** START Provided passage **

Our next job is to find the average velocity of the rock over this period of time. The definition for average velocity is total displacement divided by time taken. The displacement of our rock is its change in position. That’s negative 81 feet. And it takes nine-quarters of a second to travel this far. So the velocity is negative 81 divided by nine over four. Remember, to divide by a fraction, we can multiply by the reciprocal of that fraction. So we have negative 81 times four over nine. And then we cancel this factor of nine. And so we obtain that the average velocity of our rock is negative 36 feet per second.

For the final part of this question, we’ll need to quote the mean value theorem. Remember, this says that if 𝑓 is a continuous function over some closed interval 𝑎 to 𝑏 and differentiable at every point of that open interval 𝑎 to 𝑏. Then there’s a point 𝑐 in this interval, such that 𝑓 prime of 𝑐 is equal to 𝑓 of 𝑏 minus 𝑓 of 𝑎 over 𝑏 minus 𝑎. We know that the average velocity is negative 36 feet per second. That’s the equivalent of this quotient. The instantaneous velocity can be found by differentiating our function for position. That’s 𝑠 prime of 𝑡 equals negative 32𝑡. In this case then, we can say that 𝑠 prime of 𝑐 is equal to negative 32𝑐. And we obtain the equation negative 32𝑐 equals negative 36. We solve for 𝑐 by dividing both sides by negative 32. And we find that the time at which the instantaneous velocity of the rock is equal to the average velocity is equal to nine-eighths of a second.

** END Provided passage **

▶ **Directive 1**
In the passage about the rock's velocity, at what time does the rock's instantaneous velocity equal its average velocity?
▶ **Directive 2**
Extract the part of the rock velocity passage starting at "Our next job" and ending at "rock is negative 36 feet per second.".

** START Collected material **

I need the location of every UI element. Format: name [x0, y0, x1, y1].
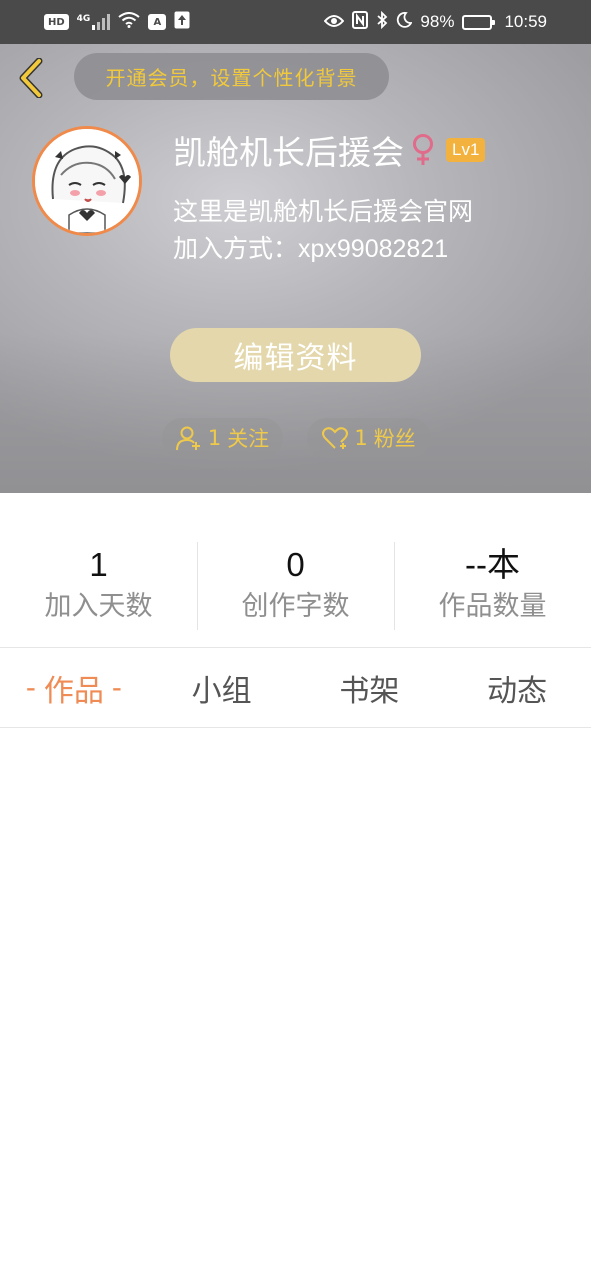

** END Collected material **

▶ **Output 1**
Nine-eighths of a second.

▶ **Output 2**
Our next job is to find the average velocity of the rock over this period of time. The definition for average velocity is total displacement divided by time taken. The displacement of our rock is its change in position. That’s negative 81 feet. And it takes nine-quarters of a second to travel this far. So the velocity is negative 81 divided by nine over four. Remember, to divide by a fraction, we can multiply by the reciprocal of that fraction. So we have negative 81 times four over nine. And then we cancel this factor of nine. And so we obtain that the average velocity of our rock is negative 36 feet per second.